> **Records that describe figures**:
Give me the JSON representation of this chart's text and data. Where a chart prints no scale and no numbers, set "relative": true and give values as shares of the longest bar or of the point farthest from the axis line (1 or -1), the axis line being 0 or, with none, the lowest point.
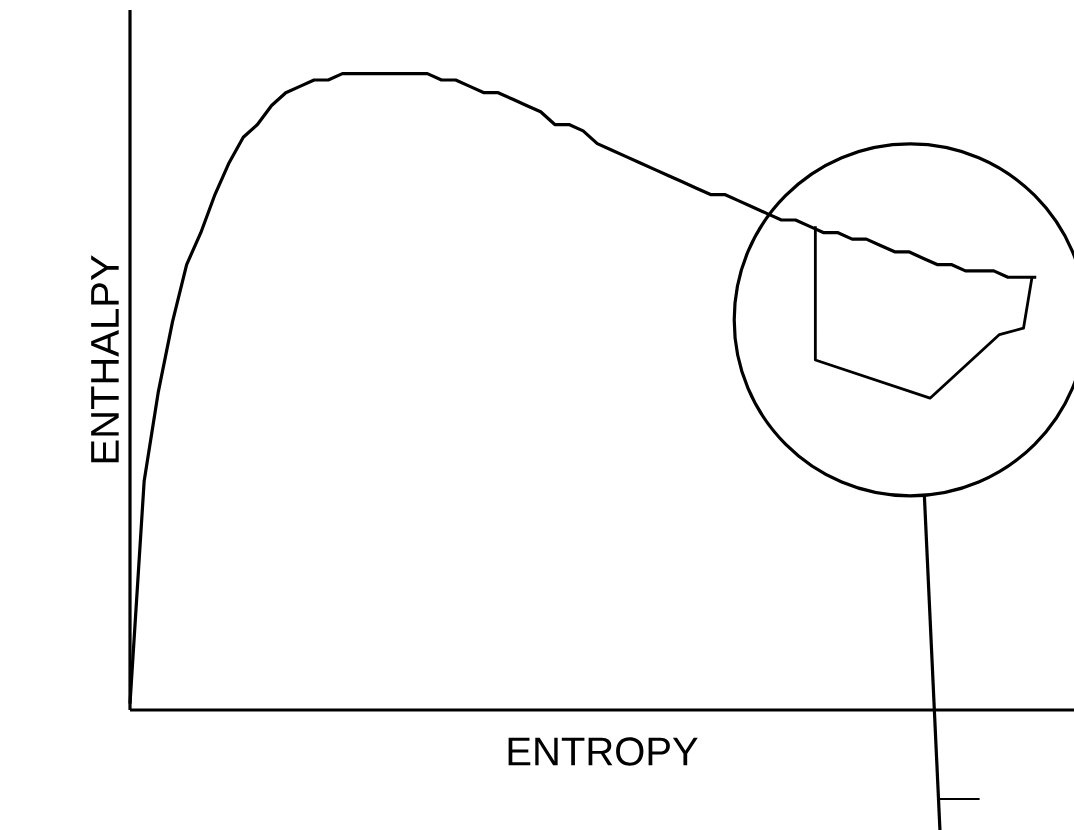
{
  "chart_data": {
    "type": "line",
    "relative": true,
    "xlabel": "ENTROPY",
    "ylabel": "ENTHALPY",
    "categories": [
      null,
      null,
      null,
      null,
      null,
      null,
      null,
      null,
      null,
      null,
      null,
      null,
      null,
      null,
      null,
      null,
      null,
      null,
      null,
      null,
      null,
      null,
      null,
      null,
      null,
      null,
      null,
      null,
      null,
      null,
      null,
      null,
      null,
      null,
      null,
      null,
      null,
      null,
      null,
      null,
      null,
      null,
      null,
      null,
      null,
      null,
      null,
      null,
      null,
      null,
      null,
      null,
      null,
      null,
      null,
      null,
      null,
      null,
      null,
      null,
      null,
      null,
      null,
      null,
      null
    ],
    "series": [
      {
        "color": "#000000",
        "values": [
          0.01,
          0.36,
          0.5,
          0.61,
          0.7,
          0.75,
          0.81,
          0.86,
          0.9,
          0.92,
          0.95,
          0.97,
          0.98,
          0.99,
          0.99,
          1.0,
          1.0,
          1.0,
          1.0,
          1.0,
          1.0,
          1.0,
          0.99,
          0.99,
          0.98,
          0.97,
          0.97,
          0.96,
          0.95,
          0.94,
          0.92,
          0.92,
          0.91,
          0.89,
          0.88,
          0.87,
          0.86,
          0.85,
          0.84,
          0.83,
          0.82,
          0.81,
          0.81,
          0.8,
          0.79,
          0.78,
          0.77,
          0.77,
          0.76,
          0.75,
          0.75,
          0.74,
          0.74,
          0.73,
          0.72,
          0.72,
          0.71,
          0.7,
          0.7,
          0.69,
          0.69,
          0.69,
          0.68,
          0.68,
          0.68
        ]
      }
    ]
  }
}
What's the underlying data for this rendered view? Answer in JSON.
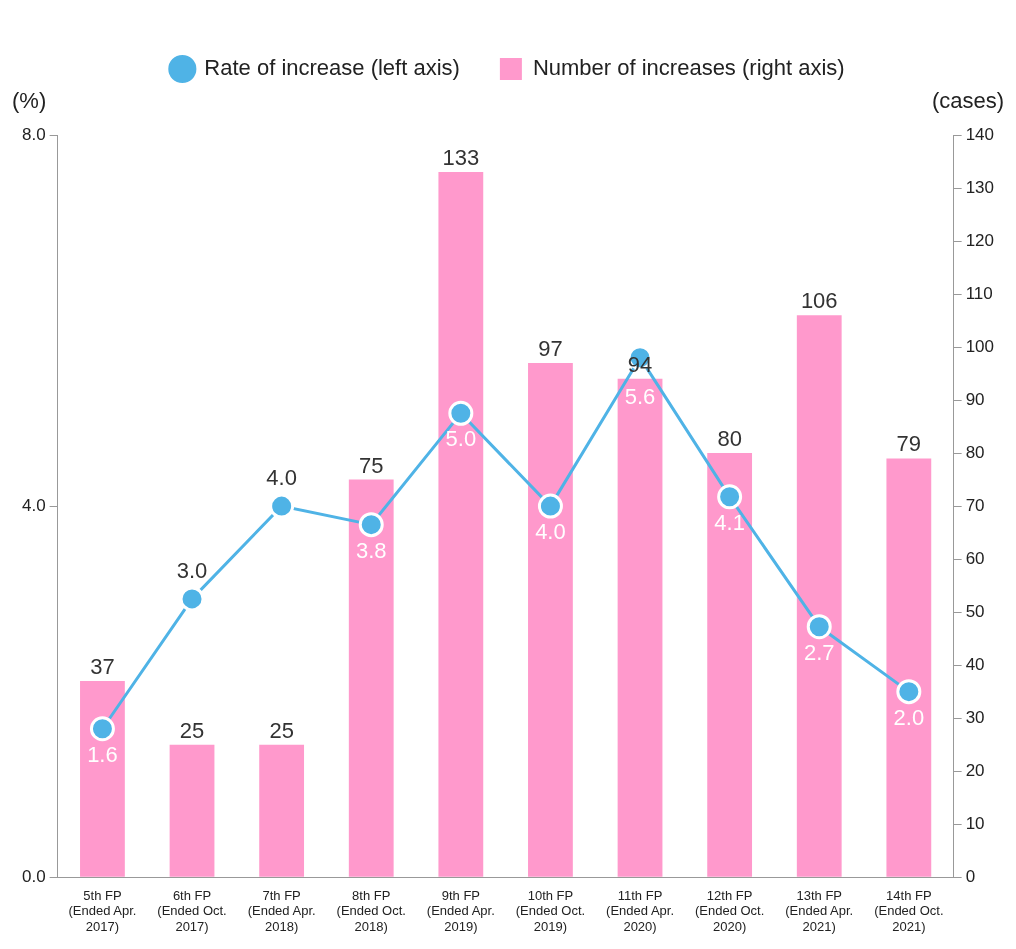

> **Work to complete**: Reproduce the records above exactly, leaving out every picture they contain.

> **Exercise output**:
Give me the JSON representation of this chart's text and data. Where a chart prints no scale and no numbers, set "relative": true and give values as shares of the longest bar or of the point farthest from the axis line (1 or -1), the axis line being 0 or, with none, the lowest point.
{
  "chart_data": {
    "type": "line",
    "relative": true,
    "xlabel": "ENTROPY",
    "ylabel": "ENTHALPY",
    "categories": [
      null,
      null,
      null,
      null,
      null,
      null,
      null,
      null,
      null,
      null,
      null,
      null,
      null,
      null,
      null,
      null,
      null,
      null,
      null,
      null,
      null,
      null,
      null,
      null,
      null,
      null,
      null,
      null,
      null,
      null,
      null,
      null,
      null,
      null,
      null,
      null,
      null,
      null,
      null,
      null,
      null,
      null,
      null,
      null,
      null,
      null,
      null,
      null,
      null,
      null,
      null,
      null,
      null,
      null,
      null,
      null,
      null,
      null,
      null,
      null,
      null,
      null,
      null,
      null,
      null
    ],
    "series": [
      {
        "color": "#000000",
        "values": [
          0.01,
          0.36,
          0.5,
          0.61,
          0.7,
          0.75,
          0.81,
          0.86,
          0.9,
          0.92,
          0.95,
          0.97,
          0.98,
          0.99,
          0.99,
          1.0,
          1.0,
          1.0,
          1.0,
          1.0,
          1.0,
          1.0,
          0.99,
          0.99,
          0.98,
          0.97,
          0.97,
          0.96,
          0.95,
          0.94,
          0.92,
          0.92,
          0.91,
          0.89,
          0.88,
          0.87,
          0.86,
          0.85,
          0.84,
          0.83,
          0.82,
          0.81,
          0.81,
          0.8,
          0.79,
          0.78,
          0.77,
          0.77,
          0.76,
          0.75,
          0.75,
          0.74,
          0.74,
          0.73,
          0.72,
          0.72,
          0.71,
          0.7,
          0.7,
          0.69,
          0.69,
          0.69,
          0.68,
          0.68,
          0.68
        ]
      }
    ]
  }
}
What's the underlying data for this rendered view? Answer in JSON.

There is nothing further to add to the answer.